*Source extract*.
▽

Posted November 5th 2015 at 2:56 pm by
in Participatory Action Research

PAR and Alternative Knowledges

Kobo at HigoA community art redevelopment project by Katherine Shozawa

Researchers use a wide variety of social science methods for learning about cities and the communities within them, but many of these traditional means ignore alternative forms of knowledge. During the third PAR speaker series talk on October 29th, artists and educators, Katherine Shozawa and Catherine D’Ignazio discussed how critical information cannot always be captured through these conventional practices.

Aesthetics present a completely distinct realm of inquiry and knowledge-creation. It is a way of creating familiarity with and empathy for realities not captured by conventional forms of data or comprehended by scientific explanation, particularly those involving conflicts of culture, identity, and experience.  Disciplines such as fiction writing, film, photography, music, and sculpture can help us know places and people better, as well as facilitate connection and understanding between individuals. PAR scholarship is often enriched by these other ways of knowing, communicating, and disseminating knowledge.

Memory Box

A Memory Box

Katherine Shozawa discussed three projects that embody very different sorts of relationships to visual thinking, art making, and urban histories. She shared stories about two former post-WWII Japantowns, one in Seattle, WA and the other north of the border in Vancouver, B.C. Canada.  She also discussed Japanese-Canadian and Japanese-American redress and reparations from 4.5 years of internment or mass incarceration during WWII. Shozawa created the memory box project collaboratively with Japanese Canadian elders who endured incarceration during World War II. In this project, elders’ stories and material objects from their past are displayed in small wooden boxes.   She also presented a community art redevelopment project, Kobo at Higo, which is a gallery space in Seattle, Washington that occupies the former Higo variety store from the 1930’s, and maintains much of its old world character.

Some of Shozawa’s early inspiration and mentors include Suzanne Lacy, Chris Johnson (of Question Bridge), Pablo Helguera, Claire Bishop, Tom Finkelpearl, Grant Kester, and Miwon Kwon.  Her practice is considered community art, identity art, new genre public art, or socially engaged art. As a consequence, her concerns center around:

  • Activation
  • Authorship/Democratization of Art through Collective/Collaborative Works
  • Community

Shozawa introduced the term perceptive ambiguities, which refers to epistemological stances that allows an observer to make sense of the world before familiarity or “what one already knows” comes into play.  The idea of perceptive ambiguities is really important in participatory action research because it is what allows people to collaborate and see from one another’s point of view.

At the end of her presentation, Shozawa left the audience with some key questions:

  • Aside from the function of knowledge mobilization, what does visual art do in the reparation and redress process?

△

*Prompt 1*. According to the post on PAR and alternative knowledges, on what date was the third PAR speaker series talk held?
*Prompt 2*. Reproduce everything in the records from their start down to the line containing "followed by [x0,y0,x1,y1].", including both ends, and leave the pictures out of the answer.
The text and the records are separate material.

*Material shown*.

▽

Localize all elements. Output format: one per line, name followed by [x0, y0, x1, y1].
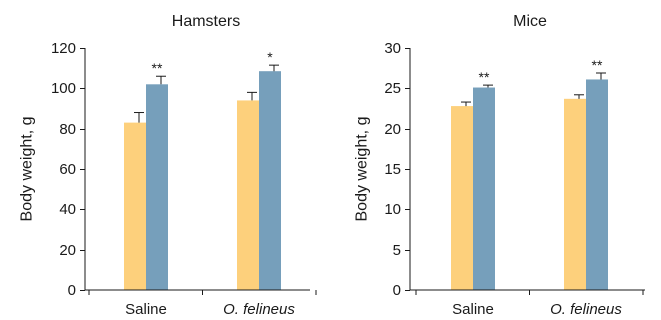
y-tick-label: 0: [393, 282, 401, 299]
x-tick-label: Saline: [452, 301, 494, 318]
x-tick-label: O. felineus: [223, 301, 295, 318]
significance-label: *: [267, 49, 273, 65]
bar: [473, 87, 495, 290]
y-tick-label: 60: [59, 161, 76, 178]
y-tick-label: 80: [59, 121, 76, 138]
bar: [564, 98, 586, 290]
y-tick-label: 100: [51, 80, 76, 97]
significance-label: **: [152, 60, 163, 76]
x-tick-label: O. felineus: [550, 301, 622, 318]
bar: [259, 71, 281, 290]
significance-label: **: [592, 57, 603, 73]
chart-panel-mice: Mice Body weight, g ** ** 0 5 10 15 20 25 30 Sali…: [354, 13, 645, 318]
chart-title: Hamsters: [172, 13, 240, 30]
bar: [146, 84, 168, 290]
y-tick-label: 15: [384, 161, 401, 178]
y-axis-label: Body weight, g: [19, 117, 36, 222]
y-tick-label: 20: [59, 242, 76, 259]
y-tick-label: 40: [59, 201, 76, 218]
chart-panel-hamsters: Hamsters Body weight, g ***0204060801001…: [19, 13, 317, 318]
y-tick-label: 10: [384, 201, 401, 218]
y-tick-label: 30: [384, 40, 401, 57]
y-tick-label: 0: [68, 282, 76, 299]
bar: [124, 122, 146, 290]
bar: [237, 100, 259, 290]
y-tick-label: 5: [393, 242, 401, 259]
bar: [586, 79, 608, 291]
y-tick-label: 20: [384, 121, 401, 138]
bar: [451, 106, 473, 290]
significance-label: **: [479, 69, 490, 85]
y-tick-label: 25: [384, 80, 401, 97]
y-tick-label: 120: [51, 40, 76, 57]
chart-title: Mice: [513, 13, 547, 30]
x-tick-label: Saline: [125, 301, 167, 318]
y-axis-label: Body weight, g: [354, 117, 371, 222]
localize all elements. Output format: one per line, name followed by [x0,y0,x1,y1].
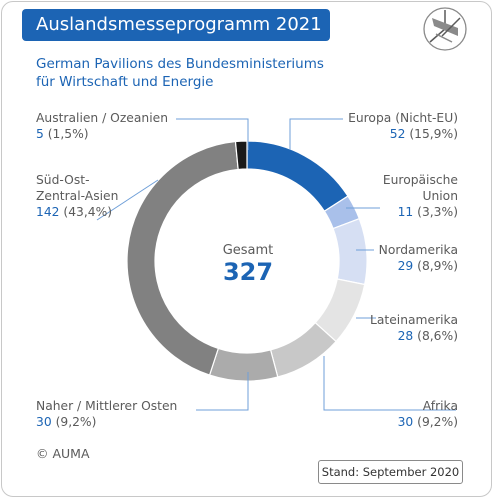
leader-line-6 [323,356,456,411]
label-lateinamerika: Lateinamerika 28 (8,6%) [370,312,458,344]
label-name: Nordamerika [378,243,458,257]
donut-slice-5 [208,347,279,382]
copyright: © AUMA [36,446,90,461]
label-value: 30 [397,415,414,429]
stand-date-box: Stand: September 2020 [318,460,463,484]
label-name: Naher / Mittlerer Osten [36,399,178,413]
label-percent: (3,3%) [417,205,458,219]
leader-line-2 [289,118,343,150]
label-name: Afrika [422,399,458,413]
donut-slice-0 [246,140,349,213]
label-value: 142 [36,205,60,219]
subtitle-line-1: German Pavilions des Bundesministeriums [36,56,324,72]
label-percent: (43,4%) [63,205,113,219]
label-value: 28 [397,329,414,343]
chart-subtitle: German Pavilions des Bundesministeriums … [36,55,324,91]
label-name-line-2: Zentral-Asien [36,189,119,203]
leader-line-7 [196,372,249,411]
subtitle-line-2: für Wirtschaft und Energie [36,74,214,90]
label-nordamerika: Nordamerika 29 (8,9%) [379,242,458,274]
label-percent: (9,2%) [55,415,97,429]
label-percent: (9,2%) [417,415,458,429]
donut-slice-2 [332,217,368,286]
label-value: 11 [397,205,414,219]
label-percent: (15,9%) [409,127,458,141]
label-value: 29 [397,259,414,273]
center-label: Gesamt [222,243,274,258]
label-percent: (8,6%) [417,329,458,343]
label-name-line-2: Union [422,189,458,203]
center-total: 327 [222,258,274,286]
donut-slice-7 [234,140,248,171]
label-afrika: Afrika 30 (9,2%) [398,398,458,430]
label-naher-osten: Naher / Mittlerer Osten 30 (9,2%) [36,398,177,430]
label-value: 5 [36,127,44,141]
label-australien: Australien / Ozeanien 5 (1,5%) [36,110,168,142]
label-name-line-1: Europäische [382,173,458,187]
label-name-line-1: Süd-Ost- [36,173,90,187]
title-bar: Auslandsmesseprogramm 2021 [22,9,330,41]
label-percent: (8,9%) [417,259,458,273]
label-value: 52 [389,127,406,141]
label-eu: Europäische Union 11 (3,3%) [383,172,458,220]
auma-logo-icon [423,7,467,51]
leader-line-1 [96,179,159,221]
label-europa-nicht-eu: Europa (Nicht-EU) 52 (15,9%) [348,110,458,142]
label-name: Lateinamerika [370,313,458,327]
leader-line-0 [176,118,249,150]
label-percent: (1,5%) [47,127,89,141]
chart-title: Auslandsmesseprogramm 2021 [36,14,322,35]
label-value: 30 [36,415,52,429]
label-sued-ost-asien: Süd-Ost- Zentral-Asien 142 (43,4%) [36,172,118,220]
label-name: Australien / Ozeanien [36,111,168,125]
label-name: Europa (Nicht-EU) [348,111,458,125]
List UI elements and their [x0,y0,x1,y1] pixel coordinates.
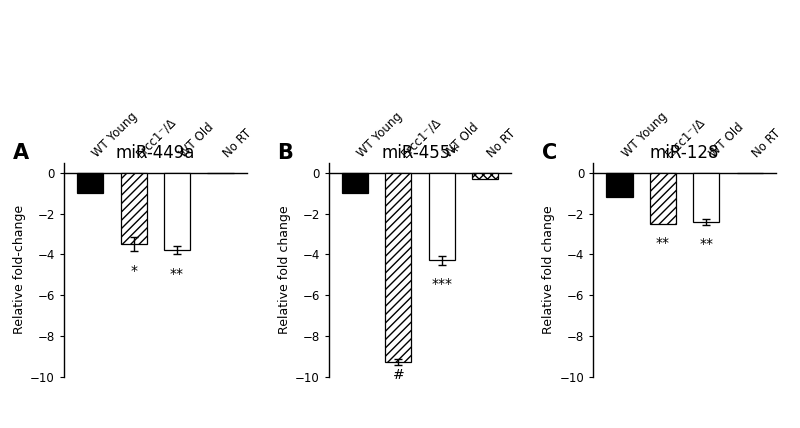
Bar [606,173,633,197]
Text: **: ** [699,237,714,251]
Bar [342,173,368,193]
Text: No RT: No RT [750,127,783,160]
Bar [650,173,676,224]
Text: WT Old: WT Old [177,121,217,160]
Bar [386,173,411,363]
Bar [429,173,454,261]
Title: miR-449a: miR-449a [115,145,195,163]
Text: WT Old: WT Old [442,121,481,160]
Text: WT Young: WT Young [90,110,140,160]
Text: Ercc1⁻/Δ: Ercc1⁻/Δ [134,116,178,160]
Bar [472,173,498,179]
Bar [694,173,719,222]
Text: No RT: No RT [486,127,518,160]
Text: C: C [542,143,558,163]
Bar [164,173,190,250]
Text: #: # [392,369,404,383]
Text: A: A [13,143,29,163]
Text: No RT: No RT [221,127,254,160]
Y-axis label: Relative fold-change: Relative fold-change [13,205,26,334]
Bar [121,173,146,244]
Text: Ercc1⁻/Δ: Ercc1⁻/Δ [663,116,708,160]
Text: B: B [278,143,294,163]
Text: Ercc1⁻/Δ: Ercc1⁻/Δ [398,116,443,160]
Text: **: ** [170,267,184,281]
Text: WT Young: WT Young [619,110,670,160]
Y-axis label: Relative fold change: Relative fold change [278,205,290,334]
Text: WT Old: WT Old [706,121,746,160]
Text: WT Young: WT Young [354,110,405,160]
Title: miR-128: miR-128 [650,145,719,163]
Text: ***: *** [431,277,452,291]
Bar [77,173,103,193]
Y-axis label: Relative fold change: Relative fold change [542,205,555,334]
Text: *: * [130,264,137,277]
Text: **: ** [656,236,670,250]
Title: miR-455*: miR-455* [381,145,459,163]
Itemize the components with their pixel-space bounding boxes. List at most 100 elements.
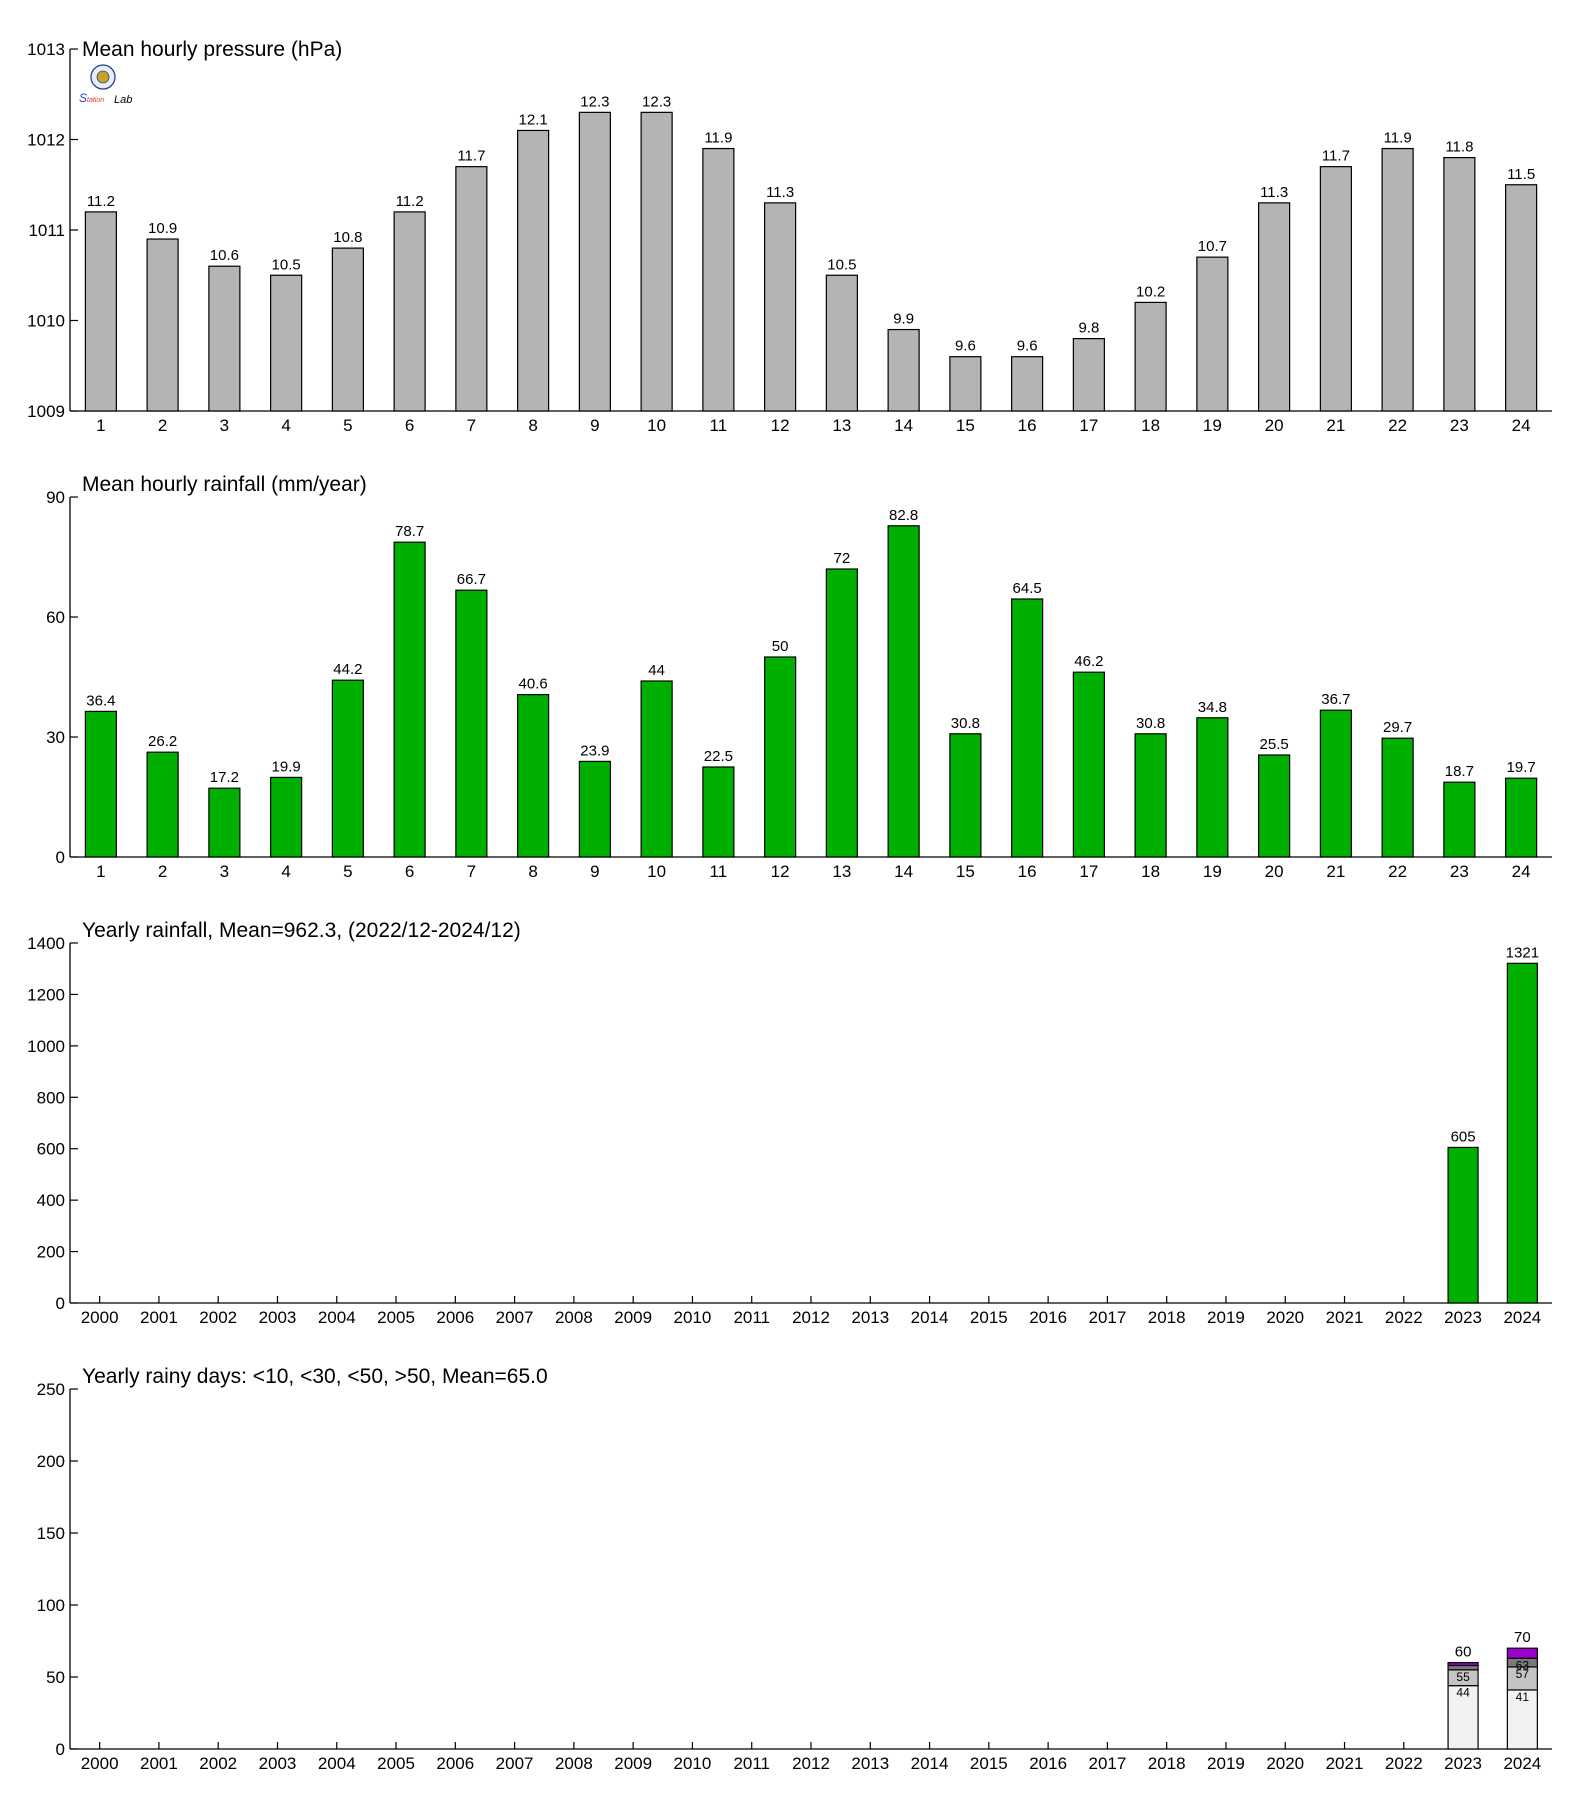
x-tick-label: 8 — [528, 862, 537, 881]
x-tick-label: 2 — [158, 862, 167, 881]
bar-value-label: 50 — [772, 638, 789, 655]
bar — [1319, 166, 1352, 412]
stack-segment-label: 44 — [1456, 1686, 1470, 1700]
x-tick-label: 2024 — [1503, 1308, 1541, 1327]
x-tick-label: 23 — [1450, 862, 1469, 881]
x-tick-label: 2000 — [81, 1308, 119, 1327]
x-tick-label: 13 — [832, 862, 851, 881]
x-tick-label: 1 — [96, 416, 105, 435]
bar — [1447, 1146, 1479, 1304]
bar-value-label: 11.2 — [87, 193, 115, 210]
x-tick-label: 19 — [1203, 416, 1222, 435]
x-tick-label: 6 — [405, 862, 414, 881]
x-tick-label: 2002 — [199, 1754, 237, 1773]
bar — [1072, 671, 1105, 858]
bar-value-label: 12.1 — [519, 111, 548, 128]
bar — [1134, 301, 1167, 412]
bar — [146, 751, 179, 858]
bar-value-label: 10.7 — [1198, 238, 1227, 255]
y-tick-label: 0 — [56, 1294, 65, 1313]
x-tick-label: 2008 — [555, 1308, 593, 1327]
bar — [84, 211, 117, 412]
x-tick-label: 18 — [1141, 862, 1160, 881]
x-tick-label: 22 — [1388, 416, 1407, 435]
bar — [1011, 356, 1044, 412]
x-tick-label: 2011 — [733, 1308, 770, 1327]
x-tick-label: 13 — [832, 416, 851, 435]
bar — [949, 356, 982, 412]
bar — [1011, 598, 1044, 858]
y-tick-label: 0 — [56, 848, 65, 867]
bar-value-label: 11.7 — [1322, 148, 1350, 165]
y-tick-label: 250 — [37, 1380, 65, 1399]
logo-s-mark: Station — [79, 91, 104, 105]
bar-value-label: 11.3 — [766, 184, 794, 201]
stack-segment-label: 41 — [1516, 1690, 1530, 1704]
bar — [1505, 777, 1538, 858]
bar — [331, 247, 364, 412]
bar — [825, 568, 858, 858]
bar-value-label: 18.7 — [1445, 763, 1474, 780]
x-tick-label: 2015 — [970, 1308, 1008, 1327]
bar-value-label: 10.2 — [1136, 283, 1165, 300]
x-tick-label: 12 — [771, 862, 790, 881]
logo-text: Lab — [114, 94, 132, 106]
stack-segment-label: 55 — [1456, 1670, 1470, 1684]
stack-segment — [1447, 1661, 1479, 1667]
bar-value-label: 605 — [1451, 1128, 1476, 1145]
x-tick-label: 2009 — [614, 1754, 652, 1773]
bar-value-label: 46.2 — [1074, 653, 1103, 670]
stack-segment-label: 57 — [1516, 1667, 1530, 1681]
x-tick-label: 16 — [1018, 862, 1037, 881]
chart-title: Yearly rainfall, Mean=962.3, (2022/12-20… — [82, 919, 521, 942]
x-tick-label: 2008 — [555, 1754, 593, 1773]
x-tick-label: 5 — [343, 862, 352, 881]
bar — [517, 129, 550, 412]
x-tick-label: 2014 — [911, 1754, 949, 1773]
x-tick-label: 12 — [771, 416, 790, 435]
stack-total-label: 70 — [1514, 1629, 1531, 1646]
bar — [578, 760, 611, 858]
x-tick-label: 2022 — [1385, 1308, 1423, 1327]
bar-value-label: 25.5 — [1260, 736, 1289, 753]
bar-value-label: 9.8 — [1078, 320, 1099, 337]
y-tick-label: 1000 — [27, 1037, 65, 1056]
x-tick-label: 6 — [405, 416, 414, 435]
x-tick-label: 2000 — [81, 1754, 119, 1773]
bar — [393, 211, 426, 412]
y-tick-label: 150 — [37, 1524, 65, 1543]
x-tick-label: 15 — [956, 862, 975, 881]
bar — [887, 525, 920, 858]
x-tick-label: 23 — [1450, 416, 1469, 435]
y-tick-label: 100 — [37, 1596, 65, 1615]
bar — [455, 589, 488, 858]
stack-total-label: 60 — [1455, 1644, 1472, 1661]
y-tick-label: 400 — [37, 1191, 65, 1210]
bar — [393, 541, 426, 858]
bar — [331, 679, 364, 858]
bar-value-label: 10.8 — [333, 229, 362, 246]
y-tick-label: 30 — [46, 728, 65, 747]
logo-emblem-center-icon — [96, 70, 110, 84]
y-tick-label: 0 — [56, 1740, 65, 1759]
x-tick-label: 2005 — [377, 1308, 415, 1327]
bar-value-label: 72 — [834, 550, 851, 567]
x-tick-label: 2012 — [792, 1754, 830, 1773]
x-tick-label: 14 — [894, 862, 913, 881]
x-tick-label: 2004 — [318, 1754, 356, 1773]
bar — [208, 265, 241, 412]
x-tick-label: 2006 — [436, 1308, 474, 1327]
x-tick-label: 16 — [1018, 416, 1037, 435]
bar — [1381, 147, 1414, 412]
bar — [1196, 256, 1229, 412]
bar — [270, 274, 303, 412]
bar — [84, 710, 117, 858]
bar — [1381, 737, 1414, 858]
bar-value-label: 36.7 — [1321, 691, 1350, 708]
stack-segment-label: 63 — [1516, 1658, 1530, 1672]
bar — [578, 111, 611, 412]
bar-value-label: 17.2 — [210, 769, 239, 786]
x-tick-label: 2023 — [1444, 1754, 1482, 1773]
x-tick-label: 11 — [710, 862, 728, 881]
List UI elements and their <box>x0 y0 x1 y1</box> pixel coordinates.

△

*Task solution 1*. October 29th.

*Task solution 2*.
Localize all elements. Output format: one per line, name followed by [x0, y0, x1, y1].
y-tick-label: 0: [393, 282, 401, 299]
x-tick-label: Saline: [452, 301, 494, 318]
x-tick-label: O. felineus: [223, 301, 295, 318]
significance-label: *: [267, 49, 273, 65]
bar: [473, 87, 495, 290]
y-tick-label: 60: [59, 161, 76, 178]
y-tick-label: 80: [59, 121, 76, 138]
bar: [564, 98, 586, 290]
y-tick-label: 100: [51, 80, 76, 97]
significance-label: **: [152, 60, 163, 76]
x-tick-label: O. felineus: [550, 301, 622, 318]
bar: [259, 71, 281, 290]
significance-label: **: [592, 57, 603, 73]
chart-panel-mice: Mice Body weight, g ** ** 0 5 10 15 20 25 30 Sali…: [354, 13, 645, 318]
chart-title: Hamsters: [172, 13, 240, 30]
bar: [146, 84, 168, 290]
y-tick-label: 15: [384, 161, 401, 178]
y-axis-label: Body weight, g: [19, 117, 36, 222]
y-tick-label: 20: [59, 242, 76, 259]
y-tick-label: 40: [59, 201, 76, 218]
chart-panel-hamsters: Hamsters Body weight, g ***0204060801001…: [19, 13, 317, 318]
y-tick-label: 10: [384, 201, 401, 218]
y-tick-label: 30: [384, 40, 401, 57]
y-tick-label: 0: [68, 282, 76, 299]
bar: [124, 122, 146, 290]
bar: [237, 100, 259, 290]
y-tick-label: 5: [393, 242, 401, 259]
bar: [586, 79, 608, 291]
y-tick-label: 20: [384, 121, 401, 138]
bar: [451, 106, 473, 290]
significance-label: **: [479, 69, 490, 85]
y-tick-label: 25: [384, 80, 401, 97]
y-tick-label: 120: [51, 40, 76, 57]
chart-title: Mice: [513, 13, 547, 30]
x-tick-label: Saline: [125, 301, 167, 318]
y-axis-label: Body weight, g: [354, 117, 371, 222]
localize all elements. Output format: one per line, name followed by [x0,y0,x1,y1].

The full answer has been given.